EXTRAHIERTER TEXT:
╭──

Leitsatz (amtlich)

Vorschüsse auf die Verletztenrente stehen iS des RVO § 1278 Abs 4 der Verletztenrente gleich. Vor Auszahlung der Verletztenrente sind für die Berechnung des ruhenden Teils der Versichertenrente nur die Vorschußbeträge zu berücksichtigen.

 

Orientierungssatz

Zur Entschließung darüber, ob und in welchem Umfange die Erstattung der Leistung verlangt wird (RVO § 1301 nF), ist im Vorverfahren die Widerspruchsstelle berufen (SGG § 79 Nr 1).

 

Normenkette

RVO § 1278 Abs. 4 Fassung: 1957-02-23, § 1301 Fassung: 1957-02-23; SGG § 79 Nr. 1 Fassung: 1953-09-03

 

Tenor

Das Urteil des Landessozialgerichts Niedersachsen vom 19. Dezember 1962 wird aufgehoben.

Der Rechtsstreit wird zur erneuten Verhandlung und Entscheidung an das Landessozialgericht Niedersachsen zurückverwiesen.

 

Gründe

Die Beklagte verlangt von dem Kläger einen Betrag von DM 1.012,- zurück, den sie für die Zeit von August 1959 bis Juli 1960 - ihres Erachtens über die geschuldeten Rentenbeträge hinaus zu Unrecht -gezahlt hat. Die Beklagte meint, insoweit habe die von ihr wegen Erwerbsunfähigkeit bewilligte Versichertenrente geruht (Bescheid vom 8. September 1960). Das Ruhen der Rente sei eingetreten, weil dem Kläger während dieser Zeit ein Vorschuß auf die demnächst zuerkannte Verletztenrente geleistet worden sei. Für den Eintritt des Ruhens nach § 1278 Abs. 4 der Reichsversicherungsordnung (RVO) sei es gleich, ob die Verletztenrente als solche oder ein Vorschuß auf sie ausgezahlt werde.

╰──

AUFGABENSTELLUNG:
1 – Welche Abschnittsüberschriften enthält der extrahierte Text?
2 – Schreiben Sie aus dem extrahierten Text alles von „Normenkette“ bis hinunter zu „Landessozialgericht Niedersachsen zurückverwiesen.“ ab.
Die nachstehenden Zeilen werden nicht gebraucht.

(Einträge zu Elementpositionen)
╭──

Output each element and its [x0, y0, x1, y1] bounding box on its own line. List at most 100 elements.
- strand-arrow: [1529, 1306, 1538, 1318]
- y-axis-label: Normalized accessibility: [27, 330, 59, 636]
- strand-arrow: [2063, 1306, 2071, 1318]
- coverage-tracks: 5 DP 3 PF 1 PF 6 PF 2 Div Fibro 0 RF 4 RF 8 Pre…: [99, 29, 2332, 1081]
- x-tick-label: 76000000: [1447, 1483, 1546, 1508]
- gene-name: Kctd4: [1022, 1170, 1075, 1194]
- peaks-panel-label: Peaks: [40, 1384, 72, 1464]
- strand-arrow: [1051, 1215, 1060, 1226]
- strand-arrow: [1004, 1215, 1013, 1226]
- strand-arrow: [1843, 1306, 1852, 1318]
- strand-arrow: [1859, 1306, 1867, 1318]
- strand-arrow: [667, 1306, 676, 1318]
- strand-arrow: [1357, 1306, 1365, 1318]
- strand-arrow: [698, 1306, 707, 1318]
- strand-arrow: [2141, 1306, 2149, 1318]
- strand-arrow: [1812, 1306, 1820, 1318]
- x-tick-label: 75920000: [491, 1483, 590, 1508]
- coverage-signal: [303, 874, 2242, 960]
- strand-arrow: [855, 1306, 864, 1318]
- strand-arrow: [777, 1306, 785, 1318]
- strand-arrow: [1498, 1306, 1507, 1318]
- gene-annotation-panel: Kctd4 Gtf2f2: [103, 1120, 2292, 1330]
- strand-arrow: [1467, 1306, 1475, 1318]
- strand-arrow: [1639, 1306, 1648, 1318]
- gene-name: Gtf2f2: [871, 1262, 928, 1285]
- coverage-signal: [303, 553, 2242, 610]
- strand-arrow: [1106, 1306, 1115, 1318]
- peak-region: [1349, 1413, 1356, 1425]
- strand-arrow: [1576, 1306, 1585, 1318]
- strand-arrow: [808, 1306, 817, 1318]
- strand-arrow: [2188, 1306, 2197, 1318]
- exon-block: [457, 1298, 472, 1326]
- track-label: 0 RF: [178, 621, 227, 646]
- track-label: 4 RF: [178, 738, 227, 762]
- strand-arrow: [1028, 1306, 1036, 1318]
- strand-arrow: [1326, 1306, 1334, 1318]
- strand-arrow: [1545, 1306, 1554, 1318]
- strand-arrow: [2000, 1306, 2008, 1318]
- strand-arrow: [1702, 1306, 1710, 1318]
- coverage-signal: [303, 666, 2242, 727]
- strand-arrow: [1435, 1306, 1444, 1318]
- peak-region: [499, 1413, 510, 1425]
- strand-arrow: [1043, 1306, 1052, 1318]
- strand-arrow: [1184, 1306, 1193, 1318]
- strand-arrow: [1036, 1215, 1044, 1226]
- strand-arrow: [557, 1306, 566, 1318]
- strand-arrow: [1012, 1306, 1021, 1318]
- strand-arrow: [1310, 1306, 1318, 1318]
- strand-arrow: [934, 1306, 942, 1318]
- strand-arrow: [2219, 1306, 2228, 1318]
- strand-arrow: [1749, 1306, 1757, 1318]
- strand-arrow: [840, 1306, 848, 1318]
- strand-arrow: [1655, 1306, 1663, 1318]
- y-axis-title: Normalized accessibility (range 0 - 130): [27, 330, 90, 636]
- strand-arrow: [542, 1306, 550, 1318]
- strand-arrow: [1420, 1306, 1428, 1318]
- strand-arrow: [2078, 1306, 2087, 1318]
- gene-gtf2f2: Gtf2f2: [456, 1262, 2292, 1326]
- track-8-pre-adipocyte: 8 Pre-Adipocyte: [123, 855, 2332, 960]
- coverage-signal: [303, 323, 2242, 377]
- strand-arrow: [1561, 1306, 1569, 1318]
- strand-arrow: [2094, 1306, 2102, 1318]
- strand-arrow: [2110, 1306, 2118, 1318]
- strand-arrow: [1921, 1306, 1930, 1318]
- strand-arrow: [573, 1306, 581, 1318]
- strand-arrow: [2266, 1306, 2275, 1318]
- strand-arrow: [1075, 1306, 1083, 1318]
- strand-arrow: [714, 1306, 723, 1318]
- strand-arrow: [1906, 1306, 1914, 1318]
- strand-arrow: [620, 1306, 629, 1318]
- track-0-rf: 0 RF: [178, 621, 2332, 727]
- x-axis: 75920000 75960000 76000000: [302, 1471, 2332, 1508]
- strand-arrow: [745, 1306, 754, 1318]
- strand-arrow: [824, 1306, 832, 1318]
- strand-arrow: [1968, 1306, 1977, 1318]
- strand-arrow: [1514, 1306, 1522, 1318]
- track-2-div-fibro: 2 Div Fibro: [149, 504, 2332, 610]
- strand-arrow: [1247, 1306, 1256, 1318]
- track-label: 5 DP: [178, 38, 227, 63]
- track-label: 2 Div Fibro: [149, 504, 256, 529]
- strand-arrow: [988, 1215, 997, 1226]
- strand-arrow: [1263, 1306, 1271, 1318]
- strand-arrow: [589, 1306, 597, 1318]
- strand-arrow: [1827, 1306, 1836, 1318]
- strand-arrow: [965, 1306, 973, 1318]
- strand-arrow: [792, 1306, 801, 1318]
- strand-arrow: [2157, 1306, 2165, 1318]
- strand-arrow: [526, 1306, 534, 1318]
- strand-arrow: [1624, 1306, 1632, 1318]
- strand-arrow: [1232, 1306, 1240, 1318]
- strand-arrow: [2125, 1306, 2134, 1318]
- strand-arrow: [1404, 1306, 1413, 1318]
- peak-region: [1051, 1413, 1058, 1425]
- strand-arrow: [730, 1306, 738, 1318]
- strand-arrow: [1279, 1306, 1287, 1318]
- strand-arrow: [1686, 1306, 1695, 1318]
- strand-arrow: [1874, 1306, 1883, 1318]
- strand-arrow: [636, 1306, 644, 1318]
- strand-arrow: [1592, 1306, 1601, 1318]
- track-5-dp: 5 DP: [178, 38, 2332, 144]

╰──

LÖSUNGEN:
1 – Leitsatz (amtlich), Orientierungssatz, Normenkette, Tenor, Gründe

2 –
Normenkette

RVO § 1278 Abs. 4 Fassung: 1957-02-23, § 1301 Fassung: 1957-02-23; SGG § 79 Nr. 1 Fassung: 1953-09-03

 

Tenor

Das Urteil des Landessozialgerichts Niedersachsen vom 19. Dezember 1962 wird aufgehoben.

Der Rechtsstreit wird zur erneuten Verhandlung und Entscheidung an das Landessozialgericht Niedersachsen zurückverwiesen.